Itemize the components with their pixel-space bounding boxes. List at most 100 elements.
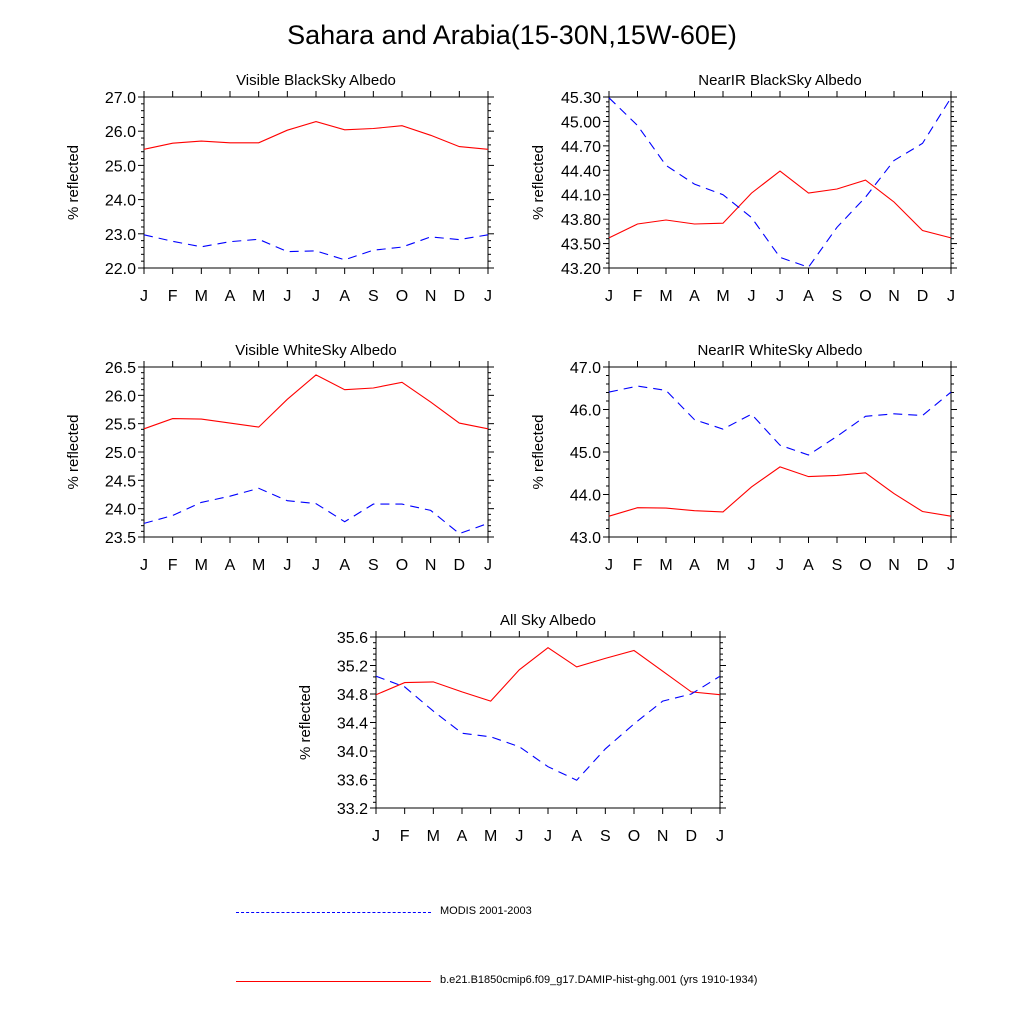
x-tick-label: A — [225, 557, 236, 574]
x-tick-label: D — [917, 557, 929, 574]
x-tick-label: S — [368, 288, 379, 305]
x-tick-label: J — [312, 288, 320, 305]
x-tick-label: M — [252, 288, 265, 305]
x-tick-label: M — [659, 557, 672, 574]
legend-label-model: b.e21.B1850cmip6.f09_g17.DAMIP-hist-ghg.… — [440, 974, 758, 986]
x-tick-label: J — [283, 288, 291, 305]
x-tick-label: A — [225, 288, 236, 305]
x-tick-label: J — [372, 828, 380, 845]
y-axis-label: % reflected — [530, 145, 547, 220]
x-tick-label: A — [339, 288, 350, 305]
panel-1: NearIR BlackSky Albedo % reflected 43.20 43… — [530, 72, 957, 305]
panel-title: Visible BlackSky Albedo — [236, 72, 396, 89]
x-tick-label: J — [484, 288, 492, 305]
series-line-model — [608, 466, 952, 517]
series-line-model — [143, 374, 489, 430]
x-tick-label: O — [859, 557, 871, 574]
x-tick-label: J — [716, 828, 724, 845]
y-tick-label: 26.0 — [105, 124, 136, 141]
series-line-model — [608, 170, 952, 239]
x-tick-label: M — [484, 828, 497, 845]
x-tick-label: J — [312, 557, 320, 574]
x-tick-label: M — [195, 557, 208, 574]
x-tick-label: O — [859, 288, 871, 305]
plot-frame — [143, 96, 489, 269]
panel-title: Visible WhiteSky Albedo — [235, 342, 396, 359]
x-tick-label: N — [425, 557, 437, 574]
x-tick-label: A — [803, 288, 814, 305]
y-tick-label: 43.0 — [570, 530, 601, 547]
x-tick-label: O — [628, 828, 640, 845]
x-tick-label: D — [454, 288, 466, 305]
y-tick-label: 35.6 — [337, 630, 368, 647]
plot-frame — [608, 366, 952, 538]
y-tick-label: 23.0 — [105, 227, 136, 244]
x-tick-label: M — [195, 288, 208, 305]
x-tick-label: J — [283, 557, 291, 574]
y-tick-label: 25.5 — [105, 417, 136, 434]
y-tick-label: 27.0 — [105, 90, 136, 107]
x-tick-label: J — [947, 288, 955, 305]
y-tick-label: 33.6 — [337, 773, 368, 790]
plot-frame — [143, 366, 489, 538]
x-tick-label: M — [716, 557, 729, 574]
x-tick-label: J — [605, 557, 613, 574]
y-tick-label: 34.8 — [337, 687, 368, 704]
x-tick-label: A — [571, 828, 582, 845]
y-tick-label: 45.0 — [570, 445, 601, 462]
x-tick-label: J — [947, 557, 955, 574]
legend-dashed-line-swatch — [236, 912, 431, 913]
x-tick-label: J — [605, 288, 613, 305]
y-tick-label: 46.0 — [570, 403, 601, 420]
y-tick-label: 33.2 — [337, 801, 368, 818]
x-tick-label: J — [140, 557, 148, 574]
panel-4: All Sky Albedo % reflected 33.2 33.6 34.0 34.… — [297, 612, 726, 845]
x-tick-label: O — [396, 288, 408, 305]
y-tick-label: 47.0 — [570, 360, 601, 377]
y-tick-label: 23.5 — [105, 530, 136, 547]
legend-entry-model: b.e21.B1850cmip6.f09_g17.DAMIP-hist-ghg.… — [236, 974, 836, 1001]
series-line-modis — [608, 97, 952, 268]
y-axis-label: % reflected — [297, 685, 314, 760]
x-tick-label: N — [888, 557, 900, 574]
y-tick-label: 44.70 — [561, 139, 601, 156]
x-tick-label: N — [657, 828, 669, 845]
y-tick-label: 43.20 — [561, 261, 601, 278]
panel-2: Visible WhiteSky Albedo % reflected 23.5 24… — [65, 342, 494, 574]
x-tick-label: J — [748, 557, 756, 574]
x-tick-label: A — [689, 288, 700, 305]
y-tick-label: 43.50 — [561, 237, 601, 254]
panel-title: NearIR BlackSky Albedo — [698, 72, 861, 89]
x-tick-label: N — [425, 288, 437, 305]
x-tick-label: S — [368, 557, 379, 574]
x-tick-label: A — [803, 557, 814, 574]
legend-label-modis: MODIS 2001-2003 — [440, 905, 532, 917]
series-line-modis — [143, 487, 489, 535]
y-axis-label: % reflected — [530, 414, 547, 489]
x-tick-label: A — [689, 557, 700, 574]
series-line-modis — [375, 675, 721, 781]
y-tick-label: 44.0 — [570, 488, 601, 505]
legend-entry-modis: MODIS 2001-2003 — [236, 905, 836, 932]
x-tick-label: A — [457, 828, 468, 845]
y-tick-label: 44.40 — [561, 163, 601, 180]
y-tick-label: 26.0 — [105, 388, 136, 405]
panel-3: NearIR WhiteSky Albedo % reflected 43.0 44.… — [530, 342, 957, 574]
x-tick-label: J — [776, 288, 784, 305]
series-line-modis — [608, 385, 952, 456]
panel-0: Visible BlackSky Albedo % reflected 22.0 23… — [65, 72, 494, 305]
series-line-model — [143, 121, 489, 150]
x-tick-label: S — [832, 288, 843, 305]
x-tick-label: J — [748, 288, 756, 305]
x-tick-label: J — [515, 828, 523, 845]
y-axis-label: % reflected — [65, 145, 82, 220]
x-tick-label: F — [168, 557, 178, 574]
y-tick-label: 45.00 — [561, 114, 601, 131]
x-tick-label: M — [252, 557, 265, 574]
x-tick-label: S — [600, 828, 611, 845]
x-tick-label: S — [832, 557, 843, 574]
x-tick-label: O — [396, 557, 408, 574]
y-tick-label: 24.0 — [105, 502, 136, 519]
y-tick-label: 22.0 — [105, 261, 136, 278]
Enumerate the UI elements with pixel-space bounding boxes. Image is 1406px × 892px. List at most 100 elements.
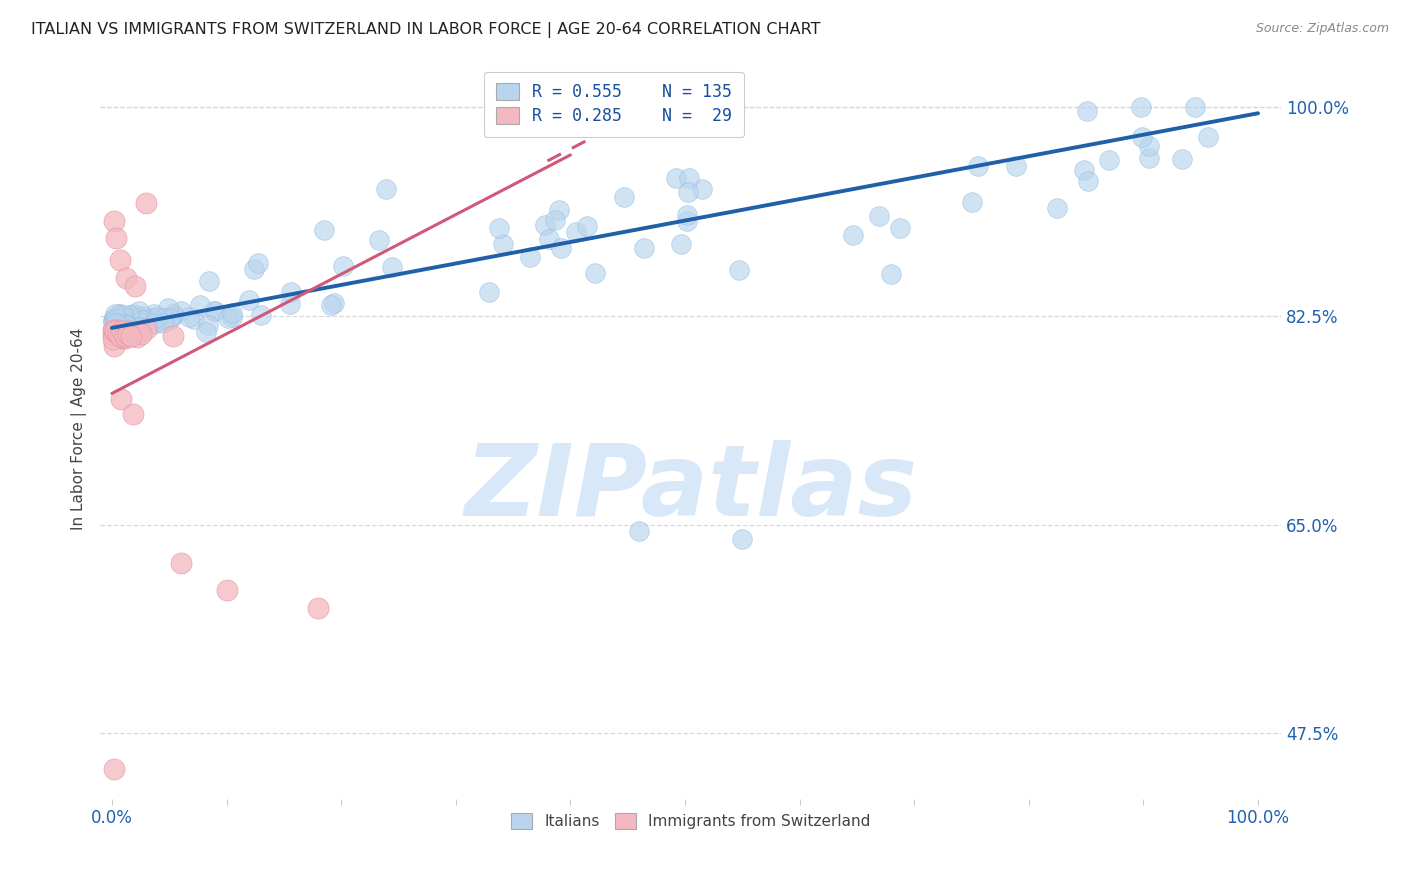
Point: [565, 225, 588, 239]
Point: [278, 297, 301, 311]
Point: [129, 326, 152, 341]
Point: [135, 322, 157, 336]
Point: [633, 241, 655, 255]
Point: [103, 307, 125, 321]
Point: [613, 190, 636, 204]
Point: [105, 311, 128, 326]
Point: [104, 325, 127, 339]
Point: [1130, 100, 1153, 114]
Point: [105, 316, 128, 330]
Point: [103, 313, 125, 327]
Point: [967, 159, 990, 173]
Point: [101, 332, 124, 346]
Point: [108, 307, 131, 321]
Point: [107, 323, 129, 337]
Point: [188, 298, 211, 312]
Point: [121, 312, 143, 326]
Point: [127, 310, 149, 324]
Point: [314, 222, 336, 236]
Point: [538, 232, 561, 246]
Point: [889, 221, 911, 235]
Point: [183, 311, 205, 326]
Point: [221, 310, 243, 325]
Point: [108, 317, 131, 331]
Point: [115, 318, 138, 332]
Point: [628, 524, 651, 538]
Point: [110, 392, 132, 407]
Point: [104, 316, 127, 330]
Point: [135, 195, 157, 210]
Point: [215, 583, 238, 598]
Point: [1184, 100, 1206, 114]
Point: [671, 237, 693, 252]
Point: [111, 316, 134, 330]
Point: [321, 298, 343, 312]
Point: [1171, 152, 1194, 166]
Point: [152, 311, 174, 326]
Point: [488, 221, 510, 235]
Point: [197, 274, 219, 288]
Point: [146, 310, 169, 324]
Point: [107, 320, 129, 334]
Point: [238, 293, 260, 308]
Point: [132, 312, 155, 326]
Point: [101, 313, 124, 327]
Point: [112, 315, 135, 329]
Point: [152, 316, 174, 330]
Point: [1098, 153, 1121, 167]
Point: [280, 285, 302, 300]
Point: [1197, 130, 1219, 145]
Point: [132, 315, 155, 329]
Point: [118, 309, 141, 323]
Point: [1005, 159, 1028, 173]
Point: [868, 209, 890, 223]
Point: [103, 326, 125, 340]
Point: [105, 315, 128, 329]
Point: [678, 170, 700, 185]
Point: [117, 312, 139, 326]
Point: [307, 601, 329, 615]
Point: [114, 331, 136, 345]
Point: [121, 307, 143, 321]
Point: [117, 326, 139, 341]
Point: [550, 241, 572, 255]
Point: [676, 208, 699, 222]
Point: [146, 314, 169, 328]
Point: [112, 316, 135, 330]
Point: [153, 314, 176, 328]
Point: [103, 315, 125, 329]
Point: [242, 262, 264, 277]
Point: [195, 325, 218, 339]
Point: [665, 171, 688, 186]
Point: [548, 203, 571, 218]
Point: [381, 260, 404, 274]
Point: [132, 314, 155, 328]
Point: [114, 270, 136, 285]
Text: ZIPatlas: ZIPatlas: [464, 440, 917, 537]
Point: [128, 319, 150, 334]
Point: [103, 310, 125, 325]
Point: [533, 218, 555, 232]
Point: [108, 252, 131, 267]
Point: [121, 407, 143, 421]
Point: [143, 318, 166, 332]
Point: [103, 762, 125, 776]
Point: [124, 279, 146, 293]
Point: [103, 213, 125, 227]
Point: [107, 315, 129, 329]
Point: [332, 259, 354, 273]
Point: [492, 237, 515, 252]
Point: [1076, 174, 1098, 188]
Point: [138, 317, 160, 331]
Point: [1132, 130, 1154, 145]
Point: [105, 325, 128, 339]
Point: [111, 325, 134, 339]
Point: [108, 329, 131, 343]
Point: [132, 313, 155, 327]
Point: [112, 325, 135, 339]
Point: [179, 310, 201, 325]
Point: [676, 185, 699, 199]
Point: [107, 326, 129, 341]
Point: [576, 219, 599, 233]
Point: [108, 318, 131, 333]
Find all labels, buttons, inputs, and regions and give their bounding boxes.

────

> _AIM OF THE EXERCISE_
Rewrite the data starting at the line containing "Point: [565, 225, 588, 239]" and ending at the line containing "Point: [107, 323, 129, 337]", changing "Point" to "Marker" and keeping everything else the same.

> _SOLUTION TO THE EXERCISE_
Marker: [565, 225, 588, 239]
Marker: [278, 297, 301, 311]
Marker: [129, 326, 152, 341]
Marker: [135, 322, 157, 336]
Marker: [633, 241, 655, 255]
Marker: [103, 307, 125, 321]
Marker: [613, 190, 636, 204]
Marker: [105, 311, 128, 326]
Marker: [104, 325, 127, 339]
Marker: [1130, 100, 1153, 114]
Marker: [105, 316, 128, 330]
Marker: [103, 313, 125, 327]
Marker: [967, 159, 990, 173]
Marker: [101, 332, 124, 346]
Marker: [108, 307, 131, 321]
Marker: [107, 323, 129, 337]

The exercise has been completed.